* Written task *
Lines holding the string "OMPS" are the ones to copy from this listing.
[start of Records shown]
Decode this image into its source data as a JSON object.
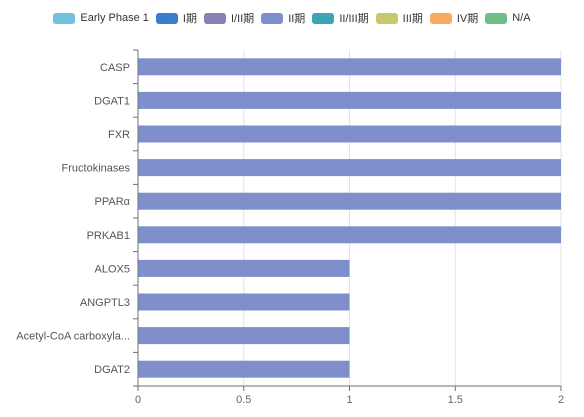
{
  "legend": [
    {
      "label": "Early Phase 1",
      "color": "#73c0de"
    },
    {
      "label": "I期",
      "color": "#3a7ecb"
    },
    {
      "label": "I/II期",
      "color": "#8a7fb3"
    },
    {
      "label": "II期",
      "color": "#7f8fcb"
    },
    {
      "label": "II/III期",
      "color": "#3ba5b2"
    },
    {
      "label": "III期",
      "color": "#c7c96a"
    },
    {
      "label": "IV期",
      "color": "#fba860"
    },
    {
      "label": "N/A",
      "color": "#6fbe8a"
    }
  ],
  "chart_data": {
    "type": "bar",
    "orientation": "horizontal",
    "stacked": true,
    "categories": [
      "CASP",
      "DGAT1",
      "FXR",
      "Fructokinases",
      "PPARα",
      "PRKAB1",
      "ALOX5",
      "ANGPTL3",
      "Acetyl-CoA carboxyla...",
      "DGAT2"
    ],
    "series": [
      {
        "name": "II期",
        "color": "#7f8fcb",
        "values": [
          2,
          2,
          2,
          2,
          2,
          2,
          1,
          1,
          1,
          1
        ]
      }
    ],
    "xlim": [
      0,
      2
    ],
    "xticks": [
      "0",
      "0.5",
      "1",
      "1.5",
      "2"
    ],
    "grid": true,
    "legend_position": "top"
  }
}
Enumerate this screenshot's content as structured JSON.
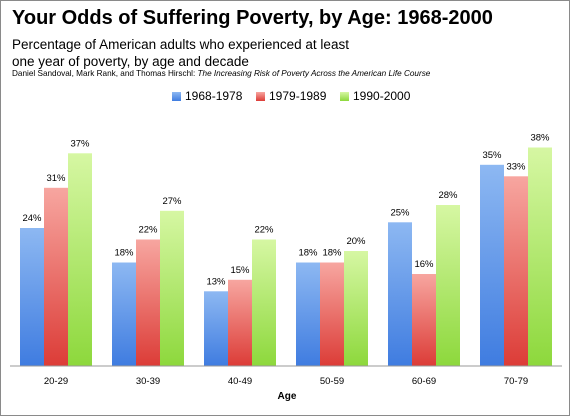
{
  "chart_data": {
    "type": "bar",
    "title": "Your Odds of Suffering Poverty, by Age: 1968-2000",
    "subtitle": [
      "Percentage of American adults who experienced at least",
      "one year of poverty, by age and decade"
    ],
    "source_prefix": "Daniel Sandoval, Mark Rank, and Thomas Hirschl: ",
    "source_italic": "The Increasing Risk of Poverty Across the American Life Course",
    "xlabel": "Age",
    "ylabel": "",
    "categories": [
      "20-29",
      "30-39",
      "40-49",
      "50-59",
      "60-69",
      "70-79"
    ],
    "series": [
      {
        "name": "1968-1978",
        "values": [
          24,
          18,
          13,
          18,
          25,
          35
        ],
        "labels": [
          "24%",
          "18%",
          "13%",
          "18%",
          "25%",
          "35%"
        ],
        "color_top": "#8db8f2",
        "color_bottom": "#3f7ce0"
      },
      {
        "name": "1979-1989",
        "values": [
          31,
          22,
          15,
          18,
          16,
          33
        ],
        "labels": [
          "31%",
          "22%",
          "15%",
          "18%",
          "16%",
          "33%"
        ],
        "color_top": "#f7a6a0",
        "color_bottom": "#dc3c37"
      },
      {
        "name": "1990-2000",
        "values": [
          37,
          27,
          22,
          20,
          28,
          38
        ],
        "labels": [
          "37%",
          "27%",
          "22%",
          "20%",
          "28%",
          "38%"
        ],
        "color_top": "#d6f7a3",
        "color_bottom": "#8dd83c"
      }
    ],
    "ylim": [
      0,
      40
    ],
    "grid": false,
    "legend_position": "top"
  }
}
[end of Records shown]
[start of Records shown]
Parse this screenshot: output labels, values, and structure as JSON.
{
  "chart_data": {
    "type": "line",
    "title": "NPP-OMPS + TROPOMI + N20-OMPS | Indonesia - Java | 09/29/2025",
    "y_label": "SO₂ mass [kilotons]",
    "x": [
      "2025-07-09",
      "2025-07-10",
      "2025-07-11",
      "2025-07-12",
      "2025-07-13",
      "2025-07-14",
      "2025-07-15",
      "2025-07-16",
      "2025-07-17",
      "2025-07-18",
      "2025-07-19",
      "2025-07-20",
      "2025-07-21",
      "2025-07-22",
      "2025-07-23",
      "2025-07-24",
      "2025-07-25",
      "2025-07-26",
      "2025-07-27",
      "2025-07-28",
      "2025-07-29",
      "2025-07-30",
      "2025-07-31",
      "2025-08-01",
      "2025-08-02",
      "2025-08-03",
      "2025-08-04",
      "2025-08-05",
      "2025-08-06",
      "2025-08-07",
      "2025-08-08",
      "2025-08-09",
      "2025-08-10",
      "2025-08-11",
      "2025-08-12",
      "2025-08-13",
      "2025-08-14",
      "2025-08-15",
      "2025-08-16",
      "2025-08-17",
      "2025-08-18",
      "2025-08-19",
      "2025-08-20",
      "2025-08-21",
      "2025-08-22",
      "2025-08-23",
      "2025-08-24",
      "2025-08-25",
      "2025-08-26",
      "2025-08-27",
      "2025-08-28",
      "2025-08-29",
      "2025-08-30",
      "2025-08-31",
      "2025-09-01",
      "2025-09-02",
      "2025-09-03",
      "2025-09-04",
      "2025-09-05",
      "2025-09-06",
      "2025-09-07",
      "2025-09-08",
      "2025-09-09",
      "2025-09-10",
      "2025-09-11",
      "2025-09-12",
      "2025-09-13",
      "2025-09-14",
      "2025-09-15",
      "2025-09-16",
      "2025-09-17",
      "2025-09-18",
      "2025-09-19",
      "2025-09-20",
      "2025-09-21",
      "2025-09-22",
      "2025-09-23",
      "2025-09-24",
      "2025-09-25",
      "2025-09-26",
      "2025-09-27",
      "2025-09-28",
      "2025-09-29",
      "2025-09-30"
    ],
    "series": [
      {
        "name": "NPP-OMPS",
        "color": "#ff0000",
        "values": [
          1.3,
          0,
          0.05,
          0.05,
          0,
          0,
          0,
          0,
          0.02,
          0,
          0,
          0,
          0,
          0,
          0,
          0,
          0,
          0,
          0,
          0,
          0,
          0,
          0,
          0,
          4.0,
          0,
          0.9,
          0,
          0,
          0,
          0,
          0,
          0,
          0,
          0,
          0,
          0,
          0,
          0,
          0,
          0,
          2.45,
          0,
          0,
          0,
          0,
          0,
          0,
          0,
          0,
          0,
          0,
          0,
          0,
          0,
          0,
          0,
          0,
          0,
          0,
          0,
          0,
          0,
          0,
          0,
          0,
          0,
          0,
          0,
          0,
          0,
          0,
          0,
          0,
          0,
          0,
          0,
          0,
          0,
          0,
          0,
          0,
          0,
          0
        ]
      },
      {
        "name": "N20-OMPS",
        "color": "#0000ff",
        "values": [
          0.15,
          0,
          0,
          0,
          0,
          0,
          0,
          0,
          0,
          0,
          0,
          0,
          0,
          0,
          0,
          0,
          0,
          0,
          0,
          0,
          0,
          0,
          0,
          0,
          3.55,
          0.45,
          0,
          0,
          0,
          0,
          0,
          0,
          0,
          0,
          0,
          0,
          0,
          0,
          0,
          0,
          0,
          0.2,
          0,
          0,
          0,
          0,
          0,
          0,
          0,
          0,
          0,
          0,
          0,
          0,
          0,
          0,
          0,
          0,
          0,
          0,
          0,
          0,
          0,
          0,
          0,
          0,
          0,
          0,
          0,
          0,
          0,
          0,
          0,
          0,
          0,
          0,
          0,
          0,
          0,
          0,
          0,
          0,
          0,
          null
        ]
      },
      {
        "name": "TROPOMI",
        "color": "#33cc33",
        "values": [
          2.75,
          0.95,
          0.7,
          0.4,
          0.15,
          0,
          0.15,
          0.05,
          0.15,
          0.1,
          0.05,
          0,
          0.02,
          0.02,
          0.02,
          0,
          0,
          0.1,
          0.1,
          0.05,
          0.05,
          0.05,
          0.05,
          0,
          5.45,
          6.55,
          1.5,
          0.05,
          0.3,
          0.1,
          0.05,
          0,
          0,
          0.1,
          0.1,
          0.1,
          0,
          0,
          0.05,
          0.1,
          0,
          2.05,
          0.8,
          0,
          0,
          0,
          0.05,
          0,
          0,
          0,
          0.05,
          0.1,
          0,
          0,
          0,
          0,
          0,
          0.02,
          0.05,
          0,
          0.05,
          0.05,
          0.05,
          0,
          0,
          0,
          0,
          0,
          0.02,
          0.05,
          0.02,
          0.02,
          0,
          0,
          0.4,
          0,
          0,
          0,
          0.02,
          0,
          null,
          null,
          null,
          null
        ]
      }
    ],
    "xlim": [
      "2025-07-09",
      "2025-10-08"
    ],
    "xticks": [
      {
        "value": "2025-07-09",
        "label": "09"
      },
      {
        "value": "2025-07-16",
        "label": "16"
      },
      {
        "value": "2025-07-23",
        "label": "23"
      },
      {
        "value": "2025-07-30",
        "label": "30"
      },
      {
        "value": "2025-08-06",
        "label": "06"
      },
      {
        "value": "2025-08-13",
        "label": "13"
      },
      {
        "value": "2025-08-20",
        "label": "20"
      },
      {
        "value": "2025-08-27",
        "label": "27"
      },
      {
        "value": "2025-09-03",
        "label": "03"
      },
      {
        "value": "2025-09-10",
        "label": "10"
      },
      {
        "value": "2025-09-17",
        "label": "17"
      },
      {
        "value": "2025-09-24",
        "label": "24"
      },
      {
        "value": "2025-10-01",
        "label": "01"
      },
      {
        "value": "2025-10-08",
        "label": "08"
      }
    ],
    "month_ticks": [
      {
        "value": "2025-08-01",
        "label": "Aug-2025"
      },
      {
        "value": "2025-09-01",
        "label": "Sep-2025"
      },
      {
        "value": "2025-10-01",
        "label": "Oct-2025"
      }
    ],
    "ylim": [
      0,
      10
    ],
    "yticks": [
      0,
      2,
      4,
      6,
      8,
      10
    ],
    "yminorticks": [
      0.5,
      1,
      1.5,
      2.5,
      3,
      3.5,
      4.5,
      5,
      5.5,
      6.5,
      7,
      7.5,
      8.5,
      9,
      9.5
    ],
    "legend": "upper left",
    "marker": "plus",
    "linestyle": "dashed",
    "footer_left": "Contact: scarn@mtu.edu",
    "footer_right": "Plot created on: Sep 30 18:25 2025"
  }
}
[end of Records shown]
* In response *
    "title": "NPP-OMPS + TROPOMI + N20-OMPS | Indonesia - Java | 09/29/2025",
        "name": "NPP-OMPS",
        "name": "N20-OMPS",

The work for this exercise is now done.